Record excerpts:
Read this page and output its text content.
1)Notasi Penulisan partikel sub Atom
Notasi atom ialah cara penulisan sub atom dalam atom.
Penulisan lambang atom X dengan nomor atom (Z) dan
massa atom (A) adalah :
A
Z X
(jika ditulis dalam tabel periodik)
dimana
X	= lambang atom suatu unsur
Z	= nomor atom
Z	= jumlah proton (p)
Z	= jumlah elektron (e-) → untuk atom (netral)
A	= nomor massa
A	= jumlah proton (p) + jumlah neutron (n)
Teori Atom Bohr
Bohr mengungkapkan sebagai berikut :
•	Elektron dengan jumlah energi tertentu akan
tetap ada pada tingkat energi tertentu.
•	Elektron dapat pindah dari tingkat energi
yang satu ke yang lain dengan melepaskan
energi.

Requirements:
Copy each line that holds the word "tertentu".

Response:
•	Elektron dengan jumlah energi tertentu akan
tetap ada pada tingkat energi tertentu.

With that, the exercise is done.